- _Task requirements_:
(1) Which tags are listed on the blog post about the evidence of a single coin toss?
(2) Transcribe the section of the blog post about the evidence of a single coin toss that opens with the words containing "Many people submitted" and closes with "about the question.".

- _Excerpt provided_:

══════════

More on the evidence of a single coin toss

Posted on December 20, 2010

Tags: probability, odds, coin-toss-problem, evidence, reasoning, bayesian

Recently, I asked how much evidence was contained in a single coin toss:

After seeing the outcome of this single coin toss [which came up heads], how much more should you believe my claim that the coin always comes up heads, compared to what you believed before the coin toss?

Many people submitted answers here on the blog and also on Hacker News, where the question led to an interesting discussion. Before I get to my answer, however, let’s talk about the question.

I like this question because it’s simple yet offers ample opportunity to explore something valuable but often unappreciated: weak evidence. Here we have the evidence of a single coin toss that comes up heads. That’s not much to go on. But it is something, and we would be wrong to ignore it.

Nevertheless, I’ve witnessed many experts ignore weak evidence, doctors in particular. The problem with ignoring weak evidence is that it’s abundant. Think of it as “long-tail” evidence: there’s so much of it that even if each piece is worth only a tiny bit, as a whole it’s worth a ton. So, if you don’t know how to mine it, you’re leaving a ton of potential knowledge buried within that long tail.

Interpreting evidence (weak or otherwise)

So, let’s talk about the evidence of our coin toss. My question was how much your prior beliefs about my claim (that the coin always comes up heads) should be swayed by the outcome of that single coin toss. I’m not asking about the coin, but about your state of knowledge about the coin and, more specifically, how that state should change in light of the coin toss.

══════════

- _Entries shown_:
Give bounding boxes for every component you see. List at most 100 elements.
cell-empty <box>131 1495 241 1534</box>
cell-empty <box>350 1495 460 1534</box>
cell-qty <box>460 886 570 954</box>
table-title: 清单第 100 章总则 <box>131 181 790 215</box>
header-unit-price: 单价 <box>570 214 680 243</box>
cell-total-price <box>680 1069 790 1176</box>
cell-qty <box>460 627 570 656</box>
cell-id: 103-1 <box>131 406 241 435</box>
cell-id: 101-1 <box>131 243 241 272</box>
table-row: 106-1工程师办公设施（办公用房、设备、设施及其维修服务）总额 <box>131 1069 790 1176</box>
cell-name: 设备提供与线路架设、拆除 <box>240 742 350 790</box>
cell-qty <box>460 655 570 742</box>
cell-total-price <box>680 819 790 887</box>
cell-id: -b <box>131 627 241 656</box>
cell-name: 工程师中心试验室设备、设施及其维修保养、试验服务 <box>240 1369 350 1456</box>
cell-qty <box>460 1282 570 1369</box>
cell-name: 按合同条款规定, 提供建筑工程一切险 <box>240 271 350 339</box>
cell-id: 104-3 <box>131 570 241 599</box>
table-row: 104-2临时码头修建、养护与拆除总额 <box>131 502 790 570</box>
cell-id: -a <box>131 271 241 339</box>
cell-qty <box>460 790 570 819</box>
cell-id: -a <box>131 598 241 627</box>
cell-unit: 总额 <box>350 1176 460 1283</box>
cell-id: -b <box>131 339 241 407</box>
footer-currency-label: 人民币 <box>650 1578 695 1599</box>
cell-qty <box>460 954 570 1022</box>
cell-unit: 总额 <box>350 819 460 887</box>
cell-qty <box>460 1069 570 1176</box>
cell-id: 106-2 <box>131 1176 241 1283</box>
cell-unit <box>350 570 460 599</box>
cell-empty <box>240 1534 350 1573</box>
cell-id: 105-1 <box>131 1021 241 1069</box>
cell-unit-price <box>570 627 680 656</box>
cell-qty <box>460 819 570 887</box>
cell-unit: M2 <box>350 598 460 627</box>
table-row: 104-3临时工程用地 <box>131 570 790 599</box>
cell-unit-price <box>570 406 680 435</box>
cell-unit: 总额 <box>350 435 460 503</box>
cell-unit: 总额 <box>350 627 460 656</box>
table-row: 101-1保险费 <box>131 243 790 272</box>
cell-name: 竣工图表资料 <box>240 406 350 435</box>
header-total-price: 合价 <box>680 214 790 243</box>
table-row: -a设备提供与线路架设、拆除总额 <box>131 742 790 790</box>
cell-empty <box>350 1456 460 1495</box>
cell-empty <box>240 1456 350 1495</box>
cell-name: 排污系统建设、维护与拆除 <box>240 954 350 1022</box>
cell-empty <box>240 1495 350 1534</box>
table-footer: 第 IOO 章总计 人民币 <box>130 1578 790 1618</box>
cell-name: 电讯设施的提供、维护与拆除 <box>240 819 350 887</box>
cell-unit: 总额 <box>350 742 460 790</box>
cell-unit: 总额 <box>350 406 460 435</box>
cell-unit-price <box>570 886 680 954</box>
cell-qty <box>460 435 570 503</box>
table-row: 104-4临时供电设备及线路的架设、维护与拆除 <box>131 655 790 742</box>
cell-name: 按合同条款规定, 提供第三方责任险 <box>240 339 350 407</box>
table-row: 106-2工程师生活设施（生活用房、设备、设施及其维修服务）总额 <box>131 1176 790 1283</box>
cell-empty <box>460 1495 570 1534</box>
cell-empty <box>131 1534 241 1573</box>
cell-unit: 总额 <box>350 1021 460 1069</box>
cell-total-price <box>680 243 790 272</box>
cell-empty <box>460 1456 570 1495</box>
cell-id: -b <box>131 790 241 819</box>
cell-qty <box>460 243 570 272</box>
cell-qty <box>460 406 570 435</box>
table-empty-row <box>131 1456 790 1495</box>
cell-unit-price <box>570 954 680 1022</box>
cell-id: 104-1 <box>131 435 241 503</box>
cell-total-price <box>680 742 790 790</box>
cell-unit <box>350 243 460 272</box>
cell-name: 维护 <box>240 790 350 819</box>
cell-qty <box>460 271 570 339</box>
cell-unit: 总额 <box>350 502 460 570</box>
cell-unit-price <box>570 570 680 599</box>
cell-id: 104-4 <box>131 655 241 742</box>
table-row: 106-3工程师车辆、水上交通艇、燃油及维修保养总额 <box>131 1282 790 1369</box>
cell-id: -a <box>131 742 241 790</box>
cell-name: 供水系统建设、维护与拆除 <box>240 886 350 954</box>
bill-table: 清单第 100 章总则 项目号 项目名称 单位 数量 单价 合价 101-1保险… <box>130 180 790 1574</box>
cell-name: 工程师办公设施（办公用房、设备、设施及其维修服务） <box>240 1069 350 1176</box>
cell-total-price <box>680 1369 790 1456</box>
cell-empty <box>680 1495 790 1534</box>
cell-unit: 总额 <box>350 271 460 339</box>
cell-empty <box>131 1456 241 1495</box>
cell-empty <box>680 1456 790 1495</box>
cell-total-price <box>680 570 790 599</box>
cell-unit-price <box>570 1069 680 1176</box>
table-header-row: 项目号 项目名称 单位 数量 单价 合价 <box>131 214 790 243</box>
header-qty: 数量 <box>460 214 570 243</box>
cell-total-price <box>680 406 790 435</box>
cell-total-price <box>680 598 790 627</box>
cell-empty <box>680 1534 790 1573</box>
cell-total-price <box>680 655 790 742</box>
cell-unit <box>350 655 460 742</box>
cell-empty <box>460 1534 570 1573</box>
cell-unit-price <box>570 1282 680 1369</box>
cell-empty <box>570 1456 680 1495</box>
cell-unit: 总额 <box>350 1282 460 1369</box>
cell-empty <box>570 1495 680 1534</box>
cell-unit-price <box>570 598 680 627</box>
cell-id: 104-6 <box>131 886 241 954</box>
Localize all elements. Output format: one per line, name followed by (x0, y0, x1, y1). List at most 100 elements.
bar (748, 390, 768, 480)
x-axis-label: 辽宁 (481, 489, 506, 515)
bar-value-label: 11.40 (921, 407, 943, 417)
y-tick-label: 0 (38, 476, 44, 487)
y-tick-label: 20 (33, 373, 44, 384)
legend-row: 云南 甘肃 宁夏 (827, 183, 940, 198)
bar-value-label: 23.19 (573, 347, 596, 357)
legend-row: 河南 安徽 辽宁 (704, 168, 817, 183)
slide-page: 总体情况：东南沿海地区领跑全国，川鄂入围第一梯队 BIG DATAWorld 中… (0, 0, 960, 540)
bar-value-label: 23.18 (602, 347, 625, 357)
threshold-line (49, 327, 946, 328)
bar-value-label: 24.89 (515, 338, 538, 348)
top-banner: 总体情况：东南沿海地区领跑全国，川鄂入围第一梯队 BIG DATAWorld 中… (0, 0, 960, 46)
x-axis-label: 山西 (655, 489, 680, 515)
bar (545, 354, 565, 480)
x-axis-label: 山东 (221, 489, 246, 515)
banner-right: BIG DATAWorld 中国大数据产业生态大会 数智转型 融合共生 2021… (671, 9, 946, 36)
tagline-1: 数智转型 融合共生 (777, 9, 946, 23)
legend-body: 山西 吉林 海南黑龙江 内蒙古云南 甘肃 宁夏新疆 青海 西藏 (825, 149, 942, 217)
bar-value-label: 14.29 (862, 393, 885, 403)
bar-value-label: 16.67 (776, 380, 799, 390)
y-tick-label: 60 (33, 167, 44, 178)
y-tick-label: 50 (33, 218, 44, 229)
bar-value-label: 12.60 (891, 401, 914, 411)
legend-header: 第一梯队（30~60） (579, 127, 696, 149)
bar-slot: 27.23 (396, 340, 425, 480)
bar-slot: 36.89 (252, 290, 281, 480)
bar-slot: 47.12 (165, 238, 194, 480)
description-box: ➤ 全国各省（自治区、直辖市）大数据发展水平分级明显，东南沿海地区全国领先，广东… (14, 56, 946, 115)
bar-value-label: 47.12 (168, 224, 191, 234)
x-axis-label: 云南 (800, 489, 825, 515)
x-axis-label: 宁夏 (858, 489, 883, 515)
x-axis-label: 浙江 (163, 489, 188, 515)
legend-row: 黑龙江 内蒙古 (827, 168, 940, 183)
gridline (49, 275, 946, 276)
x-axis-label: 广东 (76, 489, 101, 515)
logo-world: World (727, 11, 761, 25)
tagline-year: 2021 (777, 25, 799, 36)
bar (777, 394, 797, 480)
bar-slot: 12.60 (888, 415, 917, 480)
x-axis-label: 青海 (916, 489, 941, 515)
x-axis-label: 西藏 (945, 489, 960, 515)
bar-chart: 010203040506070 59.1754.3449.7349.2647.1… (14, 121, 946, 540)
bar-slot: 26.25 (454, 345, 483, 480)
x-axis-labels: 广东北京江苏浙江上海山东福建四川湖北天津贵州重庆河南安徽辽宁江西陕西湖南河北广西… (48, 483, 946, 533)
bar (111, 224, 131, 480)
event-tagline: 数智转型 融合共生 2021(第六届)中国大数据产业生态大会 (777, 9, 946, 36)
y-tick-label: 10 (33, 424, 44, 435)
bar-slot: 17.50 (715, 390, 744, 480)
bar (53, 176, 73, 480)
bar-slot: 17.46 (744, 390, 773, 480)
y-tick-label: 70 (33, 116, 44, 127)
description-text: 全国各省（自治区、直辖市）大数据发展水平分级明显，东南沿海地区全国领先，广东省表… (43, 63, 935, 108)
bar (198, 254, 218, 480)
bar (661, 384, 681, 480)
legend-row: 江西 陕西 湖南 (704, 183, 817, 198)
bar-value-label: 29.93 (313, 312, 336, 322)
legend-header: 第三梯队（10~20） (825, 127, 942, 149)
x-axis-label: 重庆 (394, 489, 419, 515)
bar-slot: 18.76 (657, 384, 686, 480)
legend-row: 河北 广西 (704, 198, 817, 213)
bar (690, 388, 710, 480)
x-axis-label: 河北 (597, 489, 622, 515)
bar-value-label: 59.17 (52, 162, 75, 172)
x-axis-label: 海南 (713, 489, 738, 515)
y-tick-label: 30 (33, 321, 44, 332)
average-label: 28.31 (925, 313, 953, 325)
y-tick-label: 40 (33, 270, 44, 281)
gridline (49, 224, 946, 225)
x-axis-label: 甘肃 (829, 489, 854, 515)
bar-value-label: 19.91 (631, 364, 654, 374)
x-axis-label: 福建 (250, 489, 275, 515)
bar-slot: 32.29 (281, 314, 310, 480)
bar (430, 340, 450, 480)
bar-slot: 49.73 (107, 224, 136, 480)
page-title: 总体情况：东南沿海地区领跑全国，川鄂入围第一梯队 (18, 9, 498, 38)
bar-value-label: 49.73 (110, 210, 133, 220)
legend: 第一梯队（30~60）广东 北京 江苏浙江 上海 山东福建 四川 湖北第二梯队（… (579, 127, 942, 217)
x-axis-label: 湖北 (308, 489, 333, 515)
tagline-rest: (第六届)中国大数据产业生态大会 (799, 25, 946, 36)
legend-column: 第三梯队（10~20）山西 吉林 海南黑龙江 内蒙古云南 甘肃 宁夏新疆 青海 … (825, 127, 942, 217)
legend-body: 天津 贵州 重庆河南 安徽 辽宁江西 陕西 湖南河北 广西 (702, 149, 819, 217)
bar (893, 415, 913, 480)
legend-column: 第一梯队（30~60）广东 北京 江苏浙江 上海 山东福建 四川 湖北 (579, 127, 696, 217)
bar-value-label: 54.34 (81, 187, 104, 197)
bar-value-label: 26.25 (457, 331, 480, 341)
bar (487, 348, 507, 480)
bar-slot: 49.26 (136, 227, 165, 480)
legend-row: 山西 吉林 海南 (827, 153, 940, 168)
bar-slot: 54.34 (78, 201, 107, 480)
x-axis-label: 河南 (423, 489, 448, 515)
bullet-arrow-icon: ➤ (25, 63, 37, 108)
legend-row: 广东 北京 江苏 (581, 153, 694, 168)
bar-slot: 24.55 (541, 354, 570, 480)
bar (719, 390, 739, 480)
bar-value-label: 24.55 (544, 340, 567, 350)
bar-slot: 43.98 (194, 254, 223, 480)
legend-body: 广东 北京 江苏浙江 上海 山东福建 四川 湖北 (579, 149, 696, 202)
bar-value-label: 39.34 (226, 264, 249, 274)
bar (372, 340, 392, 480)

══════════

- _Problem solutions_:
(1) probability, odds, coin-toss-problem, evidence, reasoning, bayesian

(2)
Many people submitted answers here on the blog and also on Hacker News, where the question led to an interesting discussion. Before I get to my answer, however, let’s talk about the question.